* WRITTEN INSTRUCTION:
Everything from the line with "Extract all the data from this chart as JSON." through the last line of the records below should be copied exactly, both ends included.

::::::::::

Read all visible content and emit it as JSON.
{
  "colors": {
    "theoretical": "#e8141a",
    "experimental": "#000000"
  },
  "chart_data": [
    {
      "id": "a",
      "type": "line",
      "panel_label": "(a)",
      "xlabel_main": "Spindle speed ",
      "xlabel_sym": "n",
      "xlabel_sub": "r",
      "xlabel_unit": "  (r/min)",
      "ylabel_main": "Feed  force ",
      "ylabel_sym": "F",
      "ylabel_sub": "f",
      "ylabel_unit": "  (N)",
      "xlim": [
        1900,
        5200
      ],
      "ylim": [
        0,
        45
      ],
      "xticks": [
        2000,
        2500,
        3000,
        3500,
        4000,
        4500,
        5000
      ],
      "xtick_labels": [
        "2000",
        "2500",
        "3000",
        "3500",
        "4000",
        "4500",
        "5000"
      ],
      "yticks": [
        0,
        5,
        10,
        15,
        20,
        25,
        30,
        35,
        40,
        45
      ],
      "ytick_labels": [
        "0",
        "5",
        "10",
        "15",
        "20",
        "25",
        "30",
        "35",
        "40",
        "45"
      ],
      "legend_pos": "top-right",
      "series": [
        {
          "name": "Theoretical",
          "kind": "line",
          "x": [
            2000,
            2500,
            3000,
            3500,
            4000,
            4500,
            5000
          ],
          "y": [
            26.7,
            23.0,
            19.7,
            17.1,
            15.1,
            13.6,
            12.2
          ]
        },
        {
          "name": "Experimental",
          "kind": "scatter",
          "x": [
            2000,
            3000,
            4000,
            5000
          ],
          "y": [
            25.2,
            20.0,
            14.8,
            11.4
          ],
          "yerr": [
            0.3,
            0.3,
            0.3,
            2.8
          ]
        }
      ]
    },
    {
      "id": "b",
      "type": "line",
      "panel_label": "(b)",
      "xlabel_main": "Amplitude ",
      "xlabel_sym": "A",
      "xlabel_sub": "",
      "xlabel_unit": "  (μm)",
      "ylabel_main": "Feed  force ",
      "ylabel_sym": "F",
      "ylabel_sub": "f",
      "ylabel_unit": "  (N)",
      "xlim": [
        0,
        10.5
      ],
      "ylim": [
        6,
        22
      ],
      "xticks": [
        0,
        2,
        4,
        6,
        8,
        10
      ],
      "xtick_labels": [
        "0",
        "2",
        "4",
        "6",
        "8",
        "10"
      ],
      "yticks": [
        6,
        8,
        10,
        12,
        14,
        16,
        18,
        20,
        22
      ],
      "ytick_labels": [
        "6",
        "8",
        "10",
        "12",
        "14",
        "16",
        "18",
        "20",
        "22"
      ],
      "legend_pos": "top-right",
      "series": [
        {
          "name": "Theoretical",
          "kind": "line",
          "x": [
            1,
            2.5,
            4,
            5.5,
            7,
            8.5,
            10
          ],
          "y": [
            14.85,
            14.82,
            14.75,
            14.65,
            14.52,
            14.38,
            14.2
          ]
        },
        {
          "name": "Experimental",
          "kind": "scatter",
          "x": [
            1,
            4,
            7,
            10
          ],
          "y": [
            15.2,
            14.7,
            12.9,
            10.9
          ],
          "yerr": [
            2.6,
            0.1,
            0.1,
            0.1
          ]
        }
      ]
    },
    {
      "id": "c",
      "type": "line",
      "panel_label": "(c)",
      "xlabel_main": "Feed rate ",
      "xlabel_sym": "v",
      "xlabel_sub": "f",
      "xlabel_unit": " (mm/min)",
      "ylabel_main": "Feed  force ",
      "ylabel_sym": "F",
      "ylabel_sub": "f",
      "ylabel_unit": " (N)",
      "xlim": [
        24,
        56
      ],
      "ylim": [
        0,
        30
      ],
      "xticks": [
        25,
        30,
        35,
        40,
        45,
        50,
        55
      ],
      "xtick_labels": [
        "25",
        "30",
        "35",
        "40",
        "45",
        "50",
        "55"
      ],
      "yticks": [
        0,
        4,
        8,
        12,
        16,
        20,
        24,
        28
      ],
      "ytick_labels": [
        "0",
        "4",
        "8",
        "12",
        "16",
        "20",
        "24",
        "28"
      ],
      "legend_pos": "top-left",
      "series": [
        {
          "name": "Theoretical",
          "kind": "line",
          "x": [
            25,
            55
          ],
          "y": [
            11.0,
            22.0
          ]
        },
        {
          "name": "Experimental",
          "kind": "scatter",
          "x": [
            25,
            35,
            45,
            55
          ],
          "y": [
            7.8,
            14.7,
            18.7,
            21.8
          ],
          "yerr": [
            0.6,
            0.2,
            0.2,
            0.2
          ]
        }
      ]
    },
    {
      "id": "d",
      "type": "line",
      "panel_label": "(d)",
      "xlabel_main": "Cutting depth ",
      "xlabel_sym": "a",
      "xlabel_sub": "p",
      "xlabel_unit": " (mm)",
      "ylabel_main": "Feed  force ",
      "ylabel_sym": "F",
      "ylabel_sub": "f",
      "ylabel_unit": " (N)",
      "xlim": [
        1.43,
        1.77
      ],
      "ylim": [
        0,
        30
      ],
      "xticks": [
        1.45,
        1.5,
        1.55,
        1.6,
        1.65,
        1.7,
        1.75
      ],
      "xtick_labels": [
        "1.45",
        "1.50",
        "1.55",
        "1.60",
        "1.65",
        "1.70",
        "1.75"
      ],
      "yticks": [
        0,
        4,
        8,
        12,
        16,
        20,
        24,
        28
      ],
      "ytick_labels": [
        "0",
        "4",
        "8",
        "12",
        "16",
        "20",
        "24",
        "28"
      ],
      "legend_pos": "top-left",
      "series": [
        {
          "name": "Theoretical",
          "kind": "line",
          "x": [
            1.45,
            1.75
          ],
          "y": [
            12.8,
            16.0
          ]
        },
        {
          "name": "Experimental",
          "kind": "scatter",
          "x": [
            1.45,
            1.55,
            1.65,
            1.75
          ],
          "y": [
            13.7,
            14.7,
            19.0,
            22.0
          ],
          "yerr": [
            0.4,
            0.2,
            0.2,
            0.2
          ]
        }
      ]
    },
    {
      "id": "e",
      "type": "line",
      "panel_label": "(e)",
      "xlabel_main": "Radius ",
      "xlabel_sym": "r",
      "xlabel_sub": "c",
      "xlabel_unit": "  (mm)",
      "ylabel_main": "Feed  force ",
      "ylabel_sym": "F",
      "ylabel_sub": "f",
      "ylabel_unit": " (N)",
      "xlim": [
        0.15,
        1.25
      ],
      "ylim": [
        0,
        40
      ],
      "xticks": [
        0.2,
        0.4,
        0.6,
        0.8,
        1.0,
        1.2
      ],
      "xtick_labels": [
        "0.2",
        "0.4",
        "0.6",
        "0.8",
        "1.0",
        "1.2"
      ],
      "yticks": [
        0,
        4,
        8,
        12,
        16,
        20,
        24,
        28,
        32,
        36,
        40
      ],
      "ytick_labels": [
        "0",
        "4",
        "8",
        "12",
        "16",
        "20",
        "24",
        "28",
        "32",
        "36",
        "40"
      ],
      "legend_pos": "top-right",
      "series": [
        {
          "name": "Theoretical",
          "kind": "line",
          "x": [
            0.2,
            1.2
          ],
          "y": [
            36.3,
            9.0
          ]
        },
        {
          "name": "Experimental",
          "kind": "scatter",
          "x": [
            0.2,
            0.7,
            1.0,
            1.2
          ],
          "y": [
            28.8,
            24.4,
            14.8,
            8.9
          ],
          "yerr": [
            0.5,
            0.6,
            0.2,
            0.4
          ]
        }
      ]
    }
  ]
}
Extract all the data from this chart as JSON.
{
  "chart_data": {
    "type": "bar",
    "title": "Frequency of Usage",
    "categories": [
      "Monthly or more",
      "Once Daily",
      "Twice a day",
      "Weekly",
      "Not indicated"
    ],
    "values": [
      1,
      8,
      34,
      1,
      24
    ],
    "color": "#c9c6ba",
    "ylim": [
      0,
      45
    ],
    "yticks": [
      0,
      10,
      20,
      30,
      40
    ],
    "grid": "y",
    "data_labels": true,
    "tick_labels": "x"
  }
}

::::::::::

* WRITTEN SOLUTION:
Extract all the data from this chart as JSON.
{
  "chart_data": {
    "type": "bar",
    "title": "Frequency of Usage",
    "categories": [
      "Monthly or more",
      "Once Daily",
      "Twice a day",
      "Weekly",
      "Not indicated"
    ],
    "values": [
      1,
      8,
      34,
      1,
      24
    ],
    "color": "#c9c6ba",
    "ylim": [
      0,
      45
    ],
    "yticks": [
      0,
      10,
      20,
      30,
      40
    ],
    "grid": "y",
    "data_labels": true,
    "tick_labels": "x"
  }
}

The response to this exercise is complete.